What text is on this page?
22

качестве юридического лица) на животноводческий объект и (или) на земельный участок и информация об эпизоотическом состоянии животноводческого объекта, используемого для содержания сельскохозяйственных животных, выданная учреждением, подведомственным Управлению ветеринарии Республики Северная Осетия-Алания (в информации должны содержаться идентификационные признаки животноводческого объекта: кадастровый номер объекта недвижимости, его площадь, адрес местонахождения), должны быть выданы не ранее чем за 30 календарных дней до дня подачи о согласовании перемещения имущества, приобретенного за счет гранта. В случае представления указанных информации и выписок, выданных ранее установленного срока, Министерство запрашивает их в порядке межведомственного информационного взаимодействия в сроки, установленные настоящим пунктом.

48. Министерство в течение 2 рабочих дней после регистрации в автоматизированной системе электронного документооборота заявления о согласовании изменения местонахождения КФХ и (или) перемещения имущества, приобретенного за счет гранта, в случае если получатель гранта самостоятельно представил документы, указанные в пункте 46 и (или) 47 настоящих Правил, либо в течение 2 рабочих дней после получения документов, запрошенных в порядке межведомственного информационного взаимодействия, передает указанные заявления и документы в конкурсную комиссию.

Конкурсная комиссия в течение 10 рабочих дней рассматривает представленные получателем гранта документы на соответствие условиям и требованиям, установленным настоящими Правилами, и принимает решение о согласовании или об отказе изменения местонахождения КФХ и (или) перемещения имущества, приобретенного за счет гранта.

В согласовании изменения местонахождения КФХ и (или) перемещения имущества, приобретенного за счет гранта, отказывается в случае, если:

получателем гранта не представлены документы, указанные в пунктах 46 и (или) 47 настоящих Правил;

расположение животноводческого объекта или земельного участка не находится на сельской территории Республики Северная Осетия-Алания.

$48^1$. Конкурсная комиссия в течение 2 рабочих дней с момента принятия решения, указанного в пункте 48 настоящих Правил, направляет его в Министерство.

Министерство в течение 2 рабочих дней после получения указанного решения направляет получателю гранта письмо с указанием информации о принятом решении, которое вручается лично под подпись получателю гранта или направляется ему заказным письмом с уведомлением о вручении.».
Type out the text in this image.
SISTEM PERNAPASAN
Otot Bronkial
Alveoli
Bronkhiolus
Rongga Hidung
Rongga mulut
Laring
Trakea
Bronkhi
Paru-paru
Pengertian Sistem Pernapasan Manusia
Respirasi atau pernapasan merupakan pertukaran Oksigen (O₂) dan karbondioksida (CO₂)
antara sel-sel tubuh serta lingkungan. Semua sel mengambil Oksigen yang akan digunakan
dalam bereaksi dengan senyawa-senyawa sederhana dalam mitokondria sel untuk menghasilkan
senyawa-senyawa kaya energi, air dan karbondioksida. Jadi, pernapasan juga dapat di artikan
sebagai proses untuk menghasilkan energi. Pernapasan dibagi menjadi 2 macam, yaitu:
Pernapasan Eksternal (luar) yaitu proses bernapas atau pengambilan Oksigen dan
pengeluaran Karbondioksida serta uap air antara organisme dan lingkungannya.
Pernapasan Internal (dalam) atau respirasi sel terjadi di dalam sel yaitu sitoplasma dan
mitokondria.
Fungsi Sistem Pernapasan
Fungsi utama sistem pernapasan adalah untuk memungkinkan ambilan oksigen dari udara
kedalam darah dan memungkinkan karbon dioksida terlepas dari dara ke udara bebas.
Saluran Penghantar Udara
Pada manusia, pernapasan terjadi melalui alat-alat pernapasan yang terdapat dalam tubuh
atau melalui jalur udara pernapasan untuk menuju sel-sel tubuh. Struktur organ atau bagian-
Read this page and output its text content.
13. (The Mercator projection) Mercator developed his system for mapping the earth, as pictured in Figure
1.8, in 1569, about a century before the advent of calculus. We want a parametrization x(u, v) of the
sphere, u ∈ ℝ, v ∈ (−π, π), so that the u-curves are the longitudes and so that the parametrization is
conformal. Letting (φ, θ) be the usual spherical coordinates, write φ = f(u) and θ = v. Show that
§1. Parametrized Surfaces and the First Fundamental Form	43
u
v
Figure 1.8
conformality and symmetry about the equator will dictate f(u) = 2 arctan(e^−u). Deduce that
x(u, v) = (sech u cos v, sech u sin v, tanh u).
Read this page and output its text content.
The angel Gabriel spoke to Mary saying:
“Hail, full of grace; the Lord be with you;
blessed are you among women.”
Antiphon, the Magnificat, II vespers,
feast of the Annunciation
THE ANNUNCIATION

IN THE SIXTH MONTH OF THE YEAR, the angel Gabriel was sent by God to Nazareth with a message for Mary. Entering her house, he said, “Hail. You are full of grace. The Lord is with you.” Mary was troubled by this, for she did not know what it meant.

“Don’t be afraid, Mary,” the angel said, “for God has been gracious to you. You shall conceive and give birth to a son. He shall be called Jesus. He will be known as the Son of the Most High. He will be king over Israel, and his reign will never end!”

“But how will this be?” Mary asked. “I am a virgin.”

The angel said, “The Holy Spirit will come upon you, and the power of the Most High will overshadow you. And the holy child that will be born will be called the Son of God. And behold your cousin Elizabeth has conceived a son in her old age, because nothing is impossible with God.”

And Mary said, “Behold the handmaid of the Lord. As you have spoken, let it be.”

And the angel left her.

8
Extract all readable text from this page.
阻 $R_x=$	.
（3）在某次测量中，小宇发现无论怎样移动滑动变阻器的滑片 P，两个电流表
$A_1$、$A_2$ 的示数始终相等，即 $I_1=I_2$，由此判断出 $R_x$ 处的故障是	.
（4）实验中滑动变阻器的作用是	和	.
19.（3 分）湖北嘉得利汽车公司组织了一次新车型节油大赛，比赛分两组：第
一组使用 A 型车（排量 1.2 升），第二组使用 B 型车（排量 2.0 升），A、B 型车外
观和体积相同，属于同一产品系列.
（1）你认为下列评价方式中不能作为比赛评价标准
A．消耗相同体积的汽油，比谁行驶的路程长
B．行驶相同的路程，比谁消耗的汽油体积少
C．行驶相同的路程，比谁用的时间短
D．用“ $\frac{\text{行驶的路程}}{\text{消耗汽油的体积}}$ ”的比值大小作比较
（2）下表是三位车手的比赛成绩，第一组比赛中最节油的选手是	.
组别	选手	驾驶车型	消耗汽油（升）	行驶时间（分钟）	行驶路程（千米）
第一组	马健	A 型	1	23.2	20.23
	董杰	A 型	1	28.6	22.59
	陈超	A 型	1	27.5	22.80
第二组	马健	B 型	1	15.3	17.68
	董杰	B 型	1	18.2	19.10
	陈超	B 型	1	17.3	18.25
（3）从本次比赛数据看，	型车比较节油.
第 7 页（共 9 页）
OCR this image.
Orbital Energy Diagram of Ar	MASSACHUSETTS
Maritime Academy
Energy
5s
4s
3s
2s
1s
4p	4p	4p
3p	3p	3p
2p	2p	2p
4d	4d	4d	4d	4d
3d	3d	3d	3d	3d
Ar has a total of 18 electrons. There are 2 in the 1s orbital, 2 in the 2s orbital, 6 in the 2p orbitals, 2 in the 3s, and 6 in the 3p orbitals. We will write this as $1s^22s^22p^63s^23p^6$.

---------------

Work instructions
Extract every line that has the string "получения" in it.

Exercise result
48. Министерство в течение 2 рабочих дней после регистрации в автоматизированной системе электронного документооборота заявления о согласовании изменения местонахождения КФХ и (или) перемещения имущества, приобретенного за счет гранта, в случае если получатель гранта самостоятельно представил документы, указанные в пункте 46 и (или) 47 настоящих Правил, либо в течение 2 рабочих дней после получения документов, запрошенных в порядке межведомственного информационного взаимодействия, передает указанные заявления и документы в конкурсную комиссию.
Министерство в течение 2 рабочих дней после получения указанного решения направляет получателю гранта письмо с указанием информации о принятом решении, которое вручается лично под подпись получателю гранта или направляется ему заказным письмом с уведомлением о вручении.».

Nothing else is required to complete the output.